> [Your task]: Reproduce the entries in full, with no changes.
===== Listed entries =====
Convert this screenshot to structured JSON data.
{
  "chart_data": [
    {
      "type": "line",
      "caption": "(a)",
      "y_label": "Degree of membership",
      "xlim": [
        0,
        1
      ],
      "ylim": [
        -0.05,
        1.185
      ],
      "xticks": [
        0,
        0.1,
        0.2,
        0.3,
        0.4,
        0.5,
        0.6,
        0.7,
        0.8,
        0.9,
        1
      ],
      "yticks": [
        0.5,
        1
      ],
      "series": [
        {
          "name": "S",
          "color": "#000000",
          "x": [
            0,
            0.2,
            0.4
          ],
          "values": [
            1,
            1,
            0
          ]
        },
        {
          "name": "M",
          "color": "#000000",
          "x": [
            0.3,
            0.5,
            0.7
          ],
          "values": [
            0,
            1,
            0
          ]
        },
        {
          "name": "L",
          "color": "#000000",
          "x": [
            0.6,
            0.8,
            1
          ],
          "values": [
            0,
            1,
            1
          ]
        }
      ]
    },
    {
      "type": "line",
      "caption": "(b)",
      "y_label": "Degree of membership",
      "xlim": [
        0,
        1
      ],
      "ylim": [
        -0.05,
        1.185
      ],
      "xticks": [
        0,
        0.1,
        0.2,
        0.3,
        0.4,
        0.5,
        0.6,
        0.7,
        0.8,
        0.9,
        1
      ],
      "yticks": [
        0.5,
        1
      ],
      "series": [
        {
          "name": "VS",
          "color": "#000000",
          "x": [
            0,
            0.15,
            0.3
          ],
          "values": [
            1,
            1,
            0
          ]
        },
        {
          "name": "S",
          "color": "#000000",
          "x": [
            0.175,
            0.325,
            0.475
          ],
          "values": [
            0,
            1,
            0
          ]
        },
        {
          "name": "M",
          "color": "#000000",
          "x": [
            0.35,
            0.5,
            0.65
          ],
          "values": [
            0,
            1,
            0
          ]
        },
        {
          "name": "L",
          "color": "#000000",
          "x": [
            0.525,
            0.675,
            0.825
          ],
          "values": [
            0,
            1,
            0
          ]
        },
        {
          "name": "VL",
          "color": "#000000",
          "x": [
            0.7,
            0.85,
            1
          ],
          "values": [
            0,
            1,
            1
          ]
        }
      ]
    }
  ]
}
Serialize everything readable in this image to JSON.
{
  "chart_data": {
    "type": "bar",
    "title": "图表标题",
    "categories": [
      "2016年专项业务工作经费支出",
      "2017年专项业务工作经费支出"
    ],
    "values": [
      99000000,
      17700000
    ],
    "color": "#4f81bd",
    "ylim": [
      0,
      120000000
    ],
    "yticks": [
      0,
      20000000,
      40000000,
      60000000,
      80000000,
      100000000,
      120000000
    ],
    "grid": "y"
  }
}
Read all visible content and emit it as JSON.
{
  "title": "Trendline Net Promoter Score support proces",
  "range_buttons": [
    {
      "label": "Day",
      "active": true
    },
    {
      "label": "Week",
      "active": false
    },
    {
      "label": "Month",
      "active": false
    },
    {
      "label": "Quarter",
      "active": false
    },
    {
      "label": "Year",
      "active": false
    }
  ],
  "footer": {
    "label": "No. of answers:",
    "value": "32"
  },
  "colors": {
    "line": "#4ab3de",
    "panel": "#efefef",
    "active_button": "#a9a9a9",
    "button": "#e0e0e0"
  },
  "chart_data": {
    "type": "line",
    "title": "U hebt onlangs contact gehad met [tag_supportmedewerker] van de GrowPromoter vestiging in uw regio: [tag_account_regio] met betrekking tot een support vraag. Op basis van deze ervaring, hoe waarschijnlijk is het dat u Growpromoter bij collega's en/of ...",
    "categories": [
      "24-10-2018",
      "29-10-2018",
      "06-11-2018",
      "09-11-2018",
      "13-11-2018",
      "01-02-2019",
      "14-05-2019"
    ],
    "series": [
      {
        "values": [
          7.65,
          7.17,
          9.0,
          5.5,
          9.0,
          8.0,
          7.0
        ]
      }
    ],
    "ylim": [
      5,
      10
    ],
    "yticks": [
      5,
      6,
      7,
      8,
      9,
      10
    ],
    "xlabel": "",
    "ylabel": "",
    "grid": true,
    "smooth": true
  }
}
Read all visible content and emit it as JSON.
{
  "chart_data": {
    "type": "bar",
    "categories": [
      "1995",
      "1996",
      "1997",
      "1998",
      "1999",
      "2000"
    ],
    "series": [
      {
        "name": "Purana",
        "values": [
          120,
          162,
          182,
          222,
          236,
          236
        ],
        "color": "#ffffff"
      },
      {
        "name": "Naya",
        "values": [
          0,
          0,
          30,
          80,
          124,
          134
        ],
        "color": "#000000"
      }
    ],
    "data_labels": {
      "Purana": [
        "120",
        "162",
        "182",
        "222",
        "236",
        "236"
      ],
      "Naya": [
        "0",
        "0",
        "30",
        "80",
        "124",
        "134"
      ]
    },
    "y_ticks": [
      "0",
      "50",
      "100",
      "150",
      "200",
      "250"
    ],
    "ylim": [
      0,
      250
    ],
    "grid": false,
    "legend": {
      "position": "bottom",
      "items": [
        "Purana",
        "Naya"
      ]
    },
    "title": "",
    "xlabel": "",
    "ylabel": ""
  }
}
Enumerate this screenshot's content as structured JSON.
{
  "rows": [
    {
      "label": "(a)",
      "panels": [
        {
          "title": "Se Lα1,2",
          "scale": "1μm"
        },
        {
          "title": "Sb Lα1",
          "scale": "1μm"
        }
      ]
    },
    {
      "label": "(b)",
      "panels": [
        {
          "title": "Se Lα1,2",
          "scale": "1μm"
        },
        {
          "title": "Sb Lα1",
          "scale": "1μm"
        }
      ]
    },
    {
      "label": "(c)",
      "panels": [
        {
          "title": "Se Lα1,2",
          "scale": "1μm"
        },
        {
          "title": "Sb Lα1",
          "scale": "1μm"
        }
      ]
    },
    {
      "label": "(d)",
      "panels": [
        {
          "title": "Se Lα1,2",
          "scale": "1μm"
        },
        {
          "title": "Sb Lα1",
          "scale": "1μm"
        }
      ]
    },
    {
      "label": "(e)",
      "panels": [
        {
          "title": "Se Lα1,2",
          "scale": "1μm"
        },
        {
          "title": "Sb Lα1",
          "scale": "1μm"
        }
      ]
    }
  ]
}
=====
> [Reply to the task]:
Convert this screenshot to structured JSON data.
{
  "chart_data": [
    {
      "type": "line",
      "caption": "(a)",
      "y_label": "Degree of membership",
      "xlim": [
        0,
        1
      ],
      "ylim": [
        -0.05,
        1.185
      ],
      "xticks": [
        0,
        0.1,
        0.2,
        0.3,
        0.4,
        0.5,
        0.6,
        0.7,
        0.8,
        0.9,
        1
      ],
      "yticks": [
        0.5,
        1
      ],
      "series": [
        {
          "name": "S",
          "color": "#000000",
          "x": [
            0,
            0.2,
            0.4
          ],
          "values": [
            1,
            1,
            0
          ]
        },
        {
          "name": "M",
          "color": "#000000",
          "x": [
            0.3,
            0.5,
            0.7
          ],
          "values": [
            0,
            1,
            0
          ]
        },
        {
          "name": "L",
          "color": "#000000",
          "x": [
            0.6,
            0.8,
            1
          ],
          "values": [
            0,
            1,
            1
          ]
        }
      ]
    },
    {
      "type": "line",
      "caption": "(b)",
      "y_label": "Degree of membership",
      "xlim": [
        0,
        1
      ],
      "ylim": [
        -0.05,
        1.185
      ],
      "xticks": [
        0,
        0.1,
        0.2,
        0.3,
        0.4,
        0.5,
        0.6,
        0.7,
        0.8,
        0.9,
        1
      ],
      "yticks": [
        0.5,
        1
      ],
      "series": [
        {
          "name": "VS",
          "color": "#000000",
          "x": [
            0,
            0.15,
            0.3
          ],
          "values": [
            1,
            1,
            0
          ]
        },
        {
          "name": "S",
          "color": "#000000",
          "x": [
            0.175,
            0.325,
            0.475
          ],
          "values": [
            0,
            1,
            0
          ]
        },
        {
          "name": "M",
          "color": "#000000",
          "x": [
            0.35,
            0.5,
            0.65
          ],
          "values": [
            0,
            1,
            0
          ]
        },
        {
          "name": "L",
          "color": "#000000",
          "x": [
            0.525,
            0.675,
            0.825
          ],
          "values": [
            0,
            1,
            0
          ]
        },
        {
          "name": "VL",
          "color": "#000000",
          "x": [
            0.7,
            0.85,
            1
          ],
          "values": [
            0,
            1,
            1
          ]
        }
      ]
    }
  ]
}
Serialize everything readable in this image to JSON.
{
  "chart_data": {
    "type": "bar",
    "title": "图表标题",
    "categories": [
      "2016年专项业务工作经费支出",
      "2017年专项业务工作经费支出"
    ],
    "values": [
      99000000,
      17700000
    ],
    "color": "#4f81bd",
    "ylim": [
      0,
      120000000
    ],
    "yticks": [
      0,
      20000000,
      40000000,
      60000000,
      80000000,
      100000000,
      120000000
    ],
    "grid": "y"
  }
}
Read all visible content and emit it as JSON.
{
  "title": "Trendline Net Promoter Score support proces",
  "range_buttons": [
    {
      "label": "Day",
      "active": true
    },
    {
      "label": "Week",
      "active": false
    },
    {
      "label": "Month",
      "active": false
    },
    {
      "label": "Quarter",
      "active": false
    },
    {
      "label": "Year",
      "active": false
    }
  ],
  "footer": {
    "label": "No. of answers:",
    "value": "32"
  },
  "colors": {
    "line": "#4ab3de",
    "panel": "#efefef",
    "active_button": "#a9a9a9",
    "button": "#e0e0e0"
  },
  "chart_data": {
    "type": "line",
    "title": "U hebt onlangs contact gehad met [tag_supportmedewerker] van de GrowPromoter vestiging in uw regio: [tag_account_regio] met betrekking tot een support vraag. Op basis van deze ervaring, hoe waarschijnlijk is het dat u Growpromoter bij collega's en/of ...",
    "categories": [
      "24-10-2018",
      "29-10-2018",
      "06-11-2018",
      "09-11-2018",
      "13-11-2018",
      "01-02-2019",
      "14-05-2019"
    ],
    "series": [
      {
        "values": [
          7.65,
          7.17,
          9.0,
          5.5,
          9.0,
          8.0,
          7.0
        ]
      }
    ],
    "ylim": [
      5,
      10
    ],
    "yticks": [
      5,
      6,
      7,
      8,
      9,
      10
    ],
    "xlabel": "",
    "ylabel": "",
    "grid": true,
    "smooth": true
  }
}
Read all visible content and emit it as JSON.
{
  "chart_data": {
    "type": "bar",
    "categories": [
      "1995",
      "1996",
      "1997",
      "1998",
      "1999",
      "2000"
    ],
    "series": [
      {
        "name": "Purana",
        "values": [
          120,
          162,
          182,
          222,
          236,
          236
        ],
        "color": "#ffffff"
      },
      {
        "name": "Naya",
        "values": [
          0,
          0,
          30,
          80,
          124,
          134
        ],
        "color": "#000000"
      }
    ],
    "data_labels": {
      "Purana": [
        "120",
        "162",
        "182",
        "222",
        "236",
        "236"
      ],
      "Naya": [
        "0",
        "0",
        "30",
        "80",
        "124",
        "134"
      ]
    },
    "y_ticks": [
      "0",
      "50",
      "100",
      "150",
      "200",
      "250"
    ],
    "ylim": [
      0,
      250
    ],
    "grid": false,
    "legend": {
      "position": "bottom",
      "items": [
        "Purana",
        "Naya"
      ]
    },
    "title": "",
    "xlabel": "",
    "ylabel": ""
  }
}
Enumerate this screenshot's content as structured JSON.
{
  "rows": [
    {
      "label": "(a)",
      "panels": [
        {
          "title": "Se Lα1,2",
          "scale": "1μm"
        },
        {
          "title": "Sb Lα1",
          "scale": "1μm"
        }
      ]
    },
    {
      "label": "(b)",
      "panels": [
        {
          "title": "Se Lα1,2",
          "scale": "1μm"
        },
        {
          "title": "Sb Lα1",
          "scale": "1μm"
        }
      ]
    },
    {
      "label": "(c)",
      "panels": [
        {
          "title": "Se Lα1,2",
          "scale": "1μm"
        },
        {
          "title": "Sb Lα1",
          "scale": "1μm"
        }
      ]
    },
    {
      "label": "(d)",
      "panels": [
        {
          "title": "Se Lα1,2",
          "scale": "1μm"
        },
        {
          "title": "Sb Lα1",
          "scale": "1μm"
        }
      ]
    },
    {
      "label": "(e)",
      "panels": [
        {
          "title": "Se Lα1,2",
          "scale": "1μm"
        },
        {
          "title": "Sb Lα1",
          "scale": "1μm"
        }
      ]
    }
  ]
}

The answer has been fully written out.